● SHORT EXERCISE
Copy all lines below containing "JSON".

● GIVEN DATA
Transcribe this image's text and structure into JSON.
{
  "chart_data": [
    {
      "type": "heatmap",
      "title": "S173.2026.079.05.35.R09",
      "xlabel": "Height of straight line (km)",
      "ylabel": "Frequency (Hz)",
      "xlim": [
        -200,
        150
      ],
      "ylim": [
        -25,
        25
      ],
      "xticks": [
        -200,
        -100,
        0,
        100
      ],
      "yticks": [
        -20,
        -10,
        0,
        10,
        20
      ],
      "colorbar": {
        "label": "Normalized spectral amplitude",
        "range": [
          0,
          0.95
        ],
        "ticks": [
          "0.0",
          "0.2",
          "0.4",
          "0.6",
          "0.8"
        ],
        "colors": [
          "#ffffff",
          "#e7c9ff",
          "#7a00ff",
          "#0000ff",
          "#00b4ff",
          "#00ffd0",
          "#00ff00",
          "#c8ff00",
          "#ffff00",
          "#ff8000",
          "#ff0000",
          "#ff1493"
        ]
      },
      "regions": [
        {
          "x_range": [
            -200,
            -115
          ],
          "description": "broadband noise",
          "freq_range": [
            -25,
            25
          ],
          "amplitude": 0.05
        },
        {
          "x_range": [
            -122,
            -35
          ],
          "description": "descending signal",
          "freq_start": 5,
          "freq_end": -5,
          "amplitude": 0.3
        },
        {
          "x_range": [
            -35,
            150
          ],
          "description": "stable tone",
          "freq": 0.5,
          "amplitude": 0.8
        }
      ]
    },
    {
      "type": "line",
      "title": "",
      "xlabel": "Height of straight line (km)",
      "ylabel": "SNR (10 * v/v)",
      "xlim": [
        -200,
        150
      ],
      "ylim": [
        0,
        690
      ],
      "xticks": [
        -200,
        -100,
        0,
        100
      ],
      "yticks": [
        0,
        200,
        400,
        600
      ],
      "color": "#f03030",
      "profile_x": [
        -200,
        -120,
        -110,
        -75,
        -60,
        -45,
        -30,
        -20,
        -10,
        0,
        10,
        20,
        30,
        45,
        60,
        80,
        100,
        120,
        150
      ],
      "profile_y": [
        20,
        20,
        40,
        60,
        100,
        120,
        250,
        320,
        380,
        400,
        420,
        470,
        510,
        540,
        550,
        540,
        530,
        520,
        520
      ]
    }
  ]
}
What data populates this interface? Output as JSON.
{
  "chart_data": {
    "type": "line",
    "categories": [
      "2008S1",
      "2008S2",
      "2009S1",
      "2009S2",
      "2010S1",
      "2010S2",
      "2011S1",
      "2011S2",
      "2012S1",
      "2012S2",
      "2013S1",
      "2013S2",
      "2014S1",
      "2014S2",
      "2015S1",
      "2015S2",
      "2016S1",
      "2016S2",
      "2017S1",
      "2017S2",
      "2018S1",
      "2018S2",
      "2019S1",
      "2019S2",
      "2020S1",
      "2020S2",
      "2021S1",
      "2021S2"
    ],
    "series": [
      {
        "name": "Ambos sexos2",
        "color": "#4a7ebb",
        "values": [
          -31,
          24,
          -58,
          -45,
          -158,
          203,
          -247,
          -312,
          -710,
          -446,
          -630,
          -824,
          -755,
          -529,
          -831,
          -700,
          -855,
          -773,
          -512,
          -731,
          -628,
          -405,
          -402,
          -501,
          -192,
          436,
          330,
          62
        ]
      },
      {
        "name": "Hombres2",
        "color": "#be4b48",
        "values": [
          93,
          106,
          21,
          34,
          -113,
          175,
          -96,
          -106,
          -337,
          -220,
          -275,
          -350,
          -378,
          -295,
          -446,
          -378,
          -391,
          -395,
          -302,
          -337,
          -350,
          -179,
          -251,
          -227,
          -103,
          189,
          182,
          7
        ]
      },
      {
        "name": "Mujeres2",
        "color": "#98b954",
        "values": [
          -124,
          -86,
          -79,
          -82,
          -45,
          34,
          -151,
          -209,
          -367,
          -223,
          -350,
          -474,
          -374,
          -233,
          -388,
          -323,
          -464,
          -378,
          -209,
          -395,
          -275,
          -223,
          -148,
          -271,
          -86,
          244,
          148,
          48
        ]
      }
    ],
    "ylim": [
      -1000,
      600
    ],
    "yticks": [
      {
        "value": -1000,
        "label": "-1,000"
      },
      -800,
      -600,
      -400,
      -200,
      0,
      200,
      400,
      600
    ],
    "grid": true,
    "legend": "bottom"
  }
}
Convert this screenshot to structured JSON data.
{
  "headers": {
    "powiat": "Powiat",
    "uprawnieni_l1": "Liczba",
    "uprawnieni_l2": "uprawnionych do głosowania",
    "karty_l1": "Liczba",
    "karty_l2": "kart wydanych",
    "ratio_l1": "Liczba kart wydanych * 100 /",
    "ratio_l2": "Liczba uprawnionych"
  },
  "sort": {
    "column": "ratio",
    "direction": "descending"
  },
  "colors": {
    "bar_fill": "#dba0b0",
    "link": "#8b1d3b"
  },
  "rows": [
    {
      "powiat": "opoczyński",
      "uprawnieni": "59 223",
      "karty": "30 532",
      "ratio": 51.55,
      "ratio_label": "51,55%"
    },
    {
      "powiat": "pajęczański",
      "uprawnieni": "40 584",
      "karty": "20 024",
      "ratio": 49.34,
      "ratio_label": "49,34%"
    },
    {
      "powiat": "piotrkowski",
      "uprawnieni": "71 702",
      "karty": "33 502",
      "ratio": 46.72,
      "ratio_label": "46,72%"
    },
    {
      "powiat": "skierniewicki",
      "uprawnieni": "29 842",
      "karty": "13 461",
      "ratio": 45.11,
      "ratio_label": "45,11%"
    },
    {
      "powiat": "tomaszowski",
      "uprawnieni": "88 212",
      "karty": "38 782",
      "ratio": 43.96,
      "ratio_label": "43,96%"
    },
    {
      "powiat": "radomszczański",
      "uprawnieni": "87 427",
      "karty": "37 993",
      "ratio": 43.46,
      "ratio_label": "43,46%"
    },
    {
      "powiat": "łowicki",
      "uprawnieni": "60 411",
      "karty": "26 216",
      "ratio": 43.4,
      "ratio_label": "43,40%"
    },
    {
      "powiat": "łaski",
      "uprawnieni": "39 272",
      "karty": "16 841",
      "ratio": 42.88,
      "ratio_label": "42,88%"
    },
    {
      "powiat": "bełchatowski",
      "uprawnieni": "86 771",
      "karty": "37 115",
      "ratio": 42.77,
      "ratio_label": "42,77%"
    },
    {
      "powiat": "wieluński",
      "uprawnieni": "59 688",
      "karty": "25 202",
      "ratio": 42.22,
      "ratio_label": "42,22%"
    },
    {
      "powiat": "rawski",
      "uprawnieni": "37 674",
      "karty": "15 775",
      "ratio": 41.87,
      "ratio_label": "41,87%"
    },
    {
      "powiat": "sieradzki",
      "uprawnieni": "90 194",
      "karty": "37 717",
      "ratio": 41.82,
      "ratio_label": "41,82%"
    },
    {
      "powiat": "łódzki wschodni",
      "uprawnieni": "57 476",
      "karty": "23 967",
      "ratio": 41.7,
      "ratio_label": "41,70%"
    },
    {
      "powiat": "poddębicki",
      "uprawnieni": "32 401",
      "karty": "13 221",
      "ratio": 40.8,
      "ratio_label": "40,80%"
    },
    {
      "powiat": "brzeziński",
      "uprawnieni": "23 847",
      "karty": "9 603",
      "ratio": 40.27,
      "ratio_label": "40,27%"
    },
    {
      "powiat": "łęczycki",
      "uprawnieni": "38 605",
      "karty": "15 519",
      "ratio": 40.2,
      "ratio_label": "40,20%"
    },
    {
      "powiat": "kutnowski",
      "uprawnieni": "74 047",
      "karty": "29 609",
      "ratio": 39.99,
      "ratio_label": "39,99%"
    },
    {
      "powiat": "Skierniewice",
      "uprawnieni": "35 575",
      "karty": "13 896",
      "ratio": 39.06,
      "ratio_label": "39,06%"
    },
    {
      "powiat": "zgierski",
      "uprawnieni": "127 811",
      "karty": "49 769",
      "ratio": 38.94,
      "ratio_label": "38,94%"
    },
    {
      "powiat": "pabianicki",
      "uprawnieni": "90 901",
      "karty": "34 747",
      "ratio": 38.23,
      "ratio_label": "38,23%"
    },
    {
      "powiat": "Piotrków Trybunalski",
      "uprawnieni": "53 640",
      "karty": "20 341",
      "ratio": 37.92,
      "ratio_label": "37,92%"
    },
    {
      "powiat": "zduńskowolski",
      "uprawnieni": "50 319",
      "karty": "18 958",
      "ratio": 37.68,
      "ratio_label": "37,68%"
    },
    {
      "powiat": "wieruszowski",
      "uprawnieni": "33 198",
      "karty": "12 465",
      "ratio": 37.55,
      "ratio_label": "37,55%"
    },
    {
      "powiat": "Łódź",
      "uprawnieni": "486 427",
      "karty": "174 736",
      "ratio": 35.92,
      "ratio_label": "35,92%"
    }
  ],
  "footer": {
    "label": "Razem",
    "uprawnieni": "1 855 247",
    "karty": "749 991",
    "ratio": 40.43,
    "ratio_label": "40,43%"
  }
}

● FINAL RESULT
Transcribe this image's text and structure into JSON.
What data populates this interface? Output as JSON.
Convert this screenshot to structured JSON data.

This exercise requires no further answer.